— Your objective —
Return all lines from the listing below in which the string "Force" occurs.
[START Data entries]
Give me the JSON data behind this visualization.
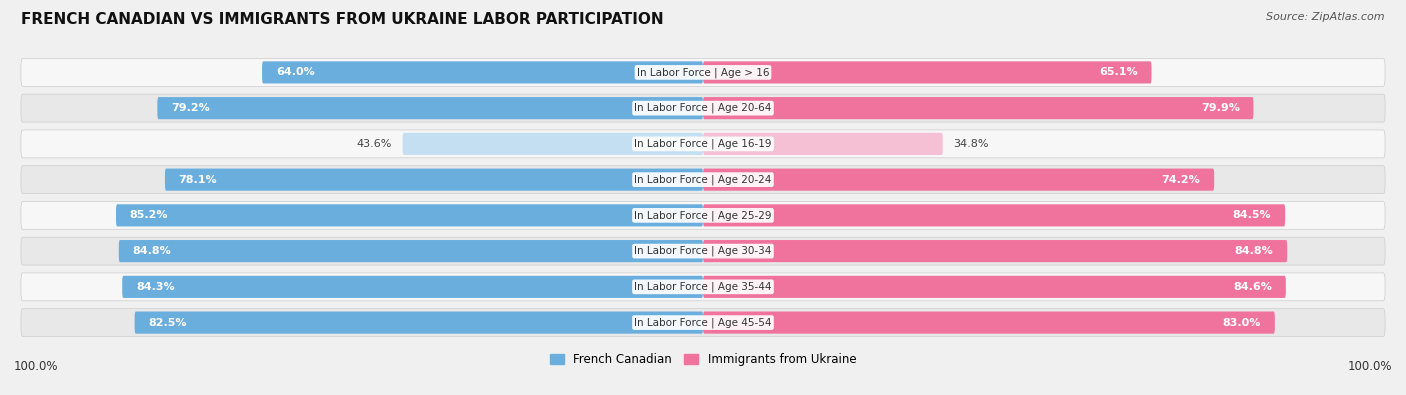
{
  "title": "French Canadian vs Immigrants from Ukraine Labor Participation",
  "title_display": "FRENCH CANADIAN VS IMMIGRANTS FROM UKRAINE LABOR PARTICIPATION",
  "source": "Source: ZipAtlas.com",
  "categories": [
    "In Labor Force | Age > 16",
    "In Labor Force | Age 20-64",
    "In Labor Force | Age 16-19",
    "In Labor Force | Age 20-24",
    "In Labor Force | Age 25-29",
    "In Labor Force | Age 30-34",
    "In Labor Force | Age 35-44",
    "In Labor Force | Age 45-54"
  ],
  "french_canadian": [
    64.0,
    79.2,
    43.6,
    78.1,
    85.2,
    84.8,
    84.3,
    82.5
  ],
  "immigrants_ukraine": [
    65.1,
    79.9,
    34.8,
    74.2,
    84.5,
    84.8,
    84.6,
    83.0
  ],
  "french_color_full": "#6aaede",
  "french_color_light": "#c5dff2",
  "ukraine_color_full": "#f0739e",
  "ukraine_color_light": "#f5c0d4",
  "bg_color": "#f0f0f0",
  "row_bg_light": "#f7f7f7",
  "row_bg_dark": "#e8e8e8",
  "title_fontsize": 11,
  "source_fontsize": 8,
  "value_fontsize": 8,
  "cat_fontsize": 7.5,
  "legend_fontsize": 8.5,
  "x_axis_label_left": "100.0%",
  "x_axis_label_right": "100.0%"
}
[END Data entries]
— Expected output —
    "In Labor Force | Age > 16",
    "In Labor Force | Age 20-64",
    "In Labor Force | Age 16-19",
    "In Labor Force | Age 20-24",
    "In Labor Force | Age 25-29",
    "In Labor Force | Age 30-34",
    "In Labor Force | Age 35-44",
    "In Labor Force | Age 45-54"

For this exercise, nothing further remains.